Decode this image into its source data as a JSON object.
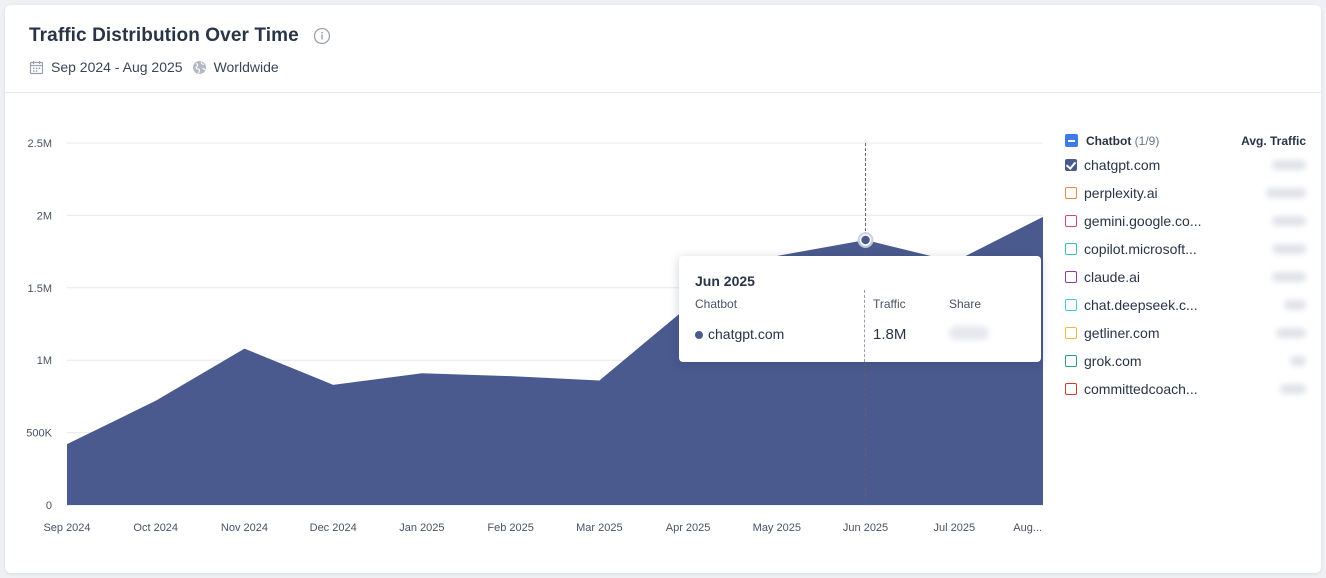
{
  "card": {
    "title": "Traffic Distribution Over Time",
    "date_range": "Sep 2024 - Aug 2025",
    "region": "Worldwide"
  },
  "chart_data": {
    "type": "area",
    "x": [
      "Sep 2024",
      "Oct 2024",
      "Nov 2024",
      "Dec 2024",
      "Jan 2025",
      "Feb 2025",
      "Mar 2025",
      "Apr 2025",
      "May 2025",
      "Jun 2025",
      "Jul 2025",
      "Aug..."
    ],
    "series": [
      {
        "name": "chatgpt.com",
        "values": [
          420000,
          720000,
          1080000,
          830000,
          910000,
          890000,
          860000,
          1370000,
          1720000,
          1830000,
          1680000,
          1990000
        ],
        "color": "#4a5a8f"
      }
    ],
    "ylim": [
      0,
      2500000
    ],
    "yticks": [
      "0",
      "500K",
      "1M",
      "1.5M",
      "2M",
      "2.5M"
    ],
    "ytick_values": [
      0,
      500000,
      1000000,
      1500000,
      2000000,
      2500000
    ],
    "grid": true,
    "highlight_index": 9
  },
  "tooltip": {
    "month": "Jun 2025",
    "col_chatbot": "Chatbot",
    "col_traffic": "Traffic",
    "col_share": "Share",
    "row_name": "chatgpt.com",
    "row_traffic": "1.8M"
  },
  "legend": {
    "header": "Chatbot",
    "count": "(1/9)",
    "avg_header": "Avg. Traffic",
    "items": [
      {
        "name": "chatgpt.com",
        "color": "#4a5a8f",
        "checked": true
      },
      {
        "name": "perplexity.ai",
        "color": "#f0883e",
        "checked": false
      },
      {
        "name": "gemini.google.co...",
        "color": "#d6457a",
        "checked": false
      },
      {
        "name": "copilot.microsoft...",
        "color": "#3cc4a0",
        "checked": false
      },
      {
        "name": "claude.ai",
        "color": "#8a3aa8",
        "checked": false
      },
      {
        "name": "chat.deepseek.c...",
        "color": "#45c6e6",
        "checked": false
      },
      {
        "name": "getliner.com",
        "color": "#f2b63a",
        "checked": false
      },
      {
        "name": "grok.com",
        "color": "#2a9d8f",
        "checked": false
      },
      {
        "name": "committedcoach...",
        "color": "#c6402c",
        "checked": false
      }
    ]
  }
}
______________________________
▶ [DIRECTION]:
Omit the pictures and output all of the other material exactly.

▶ [RESPONSE BELOW]:
Decode this image into its source data as a JSON object.
{
  "card": {
    "title": "Traffic Distribution Over Time",
    "date_range": "Sep 2024 - Aug 2025",
    "region": "Worldwide"
  },
  "chart_data": {
    "type": "area",
    "x": [
      "Sep 2024",
      "Oct 2024",
      "Nov 2024",
      "Dec 2024",
      "Jan 2025",
      "Feb 2025",
      "Mar 2025",
      "Apr 2025",
      "May 2025",
      "Jun 2025",
      "Jul 2025",
      "Aug..."
    ],
    "series": [
      {
        "name": "chatgpt.com",
        "values": [
          420000,
          720000,
          1080000,
          830000,
          910000,
          890000,
          860000,
          1370000,
          1720000,
          1830000,
          1680000,
          1990000
        ],
        "color": "#4a5a8f"
      }
    ],
    "ylim": [
      0,
      2500000
    ],
    "yticks": [
      "0",
      "500K",
      "1M",
      "1.5M",
      "2M",
      "2.5M"
    ],
    "ytick_values": [
      0,
      500000,
      1000000,
      1500000,
      2000000,
      2500000
    ],
    "grid": true,
    "highlight_index": 9
  },
  "tooltip": {
    "month": "Jun 2025",
    "col_chatbot": "Chatbot",
    "col_traffic": "Traffic",
    "col_share": "Share",
    "row_name": "chatgpt.com",
    "row_traffic": "1.8M"
  },
  "legend": {
    "header": "Chatbot",
    "count": "(1/9)",
    "avg_header": "Avg. Traffic",
    "items": [
      {
        "name": "chatgpt.com",
        "color": "#4a5a8f",
        "checked": true
      },
      {
        "name": "perplexity.ai",
        "color": "#f0883e",
        "checked": false
      },
      {
        "name": "gemini.google.co...",
        "color": "#d6457a",
        "checked": false
      },
      {
        "name": "copilot.microsoft...",
        "color": "#3cc4a0",
        "checked": false
      },
      {
        "name": "claude.ai",
        "color": "#8a3aa8",
        "checked": false
      },
      {
        "name": "chat.deepseek.c...",
        "color": "#45c6e6",
        "checked": false
      },
      {
        "name": "getliner.com",
        "color": "#f2b63a",
        "checked": false
      },
      {
        "name": "grok.com",
        "color": "#2a9d8f",
        "checked": false
      },
      {
        "name": "committedcoach...",
        "color": "#c6402c",
        "checked": false
      }
    ]
  }
}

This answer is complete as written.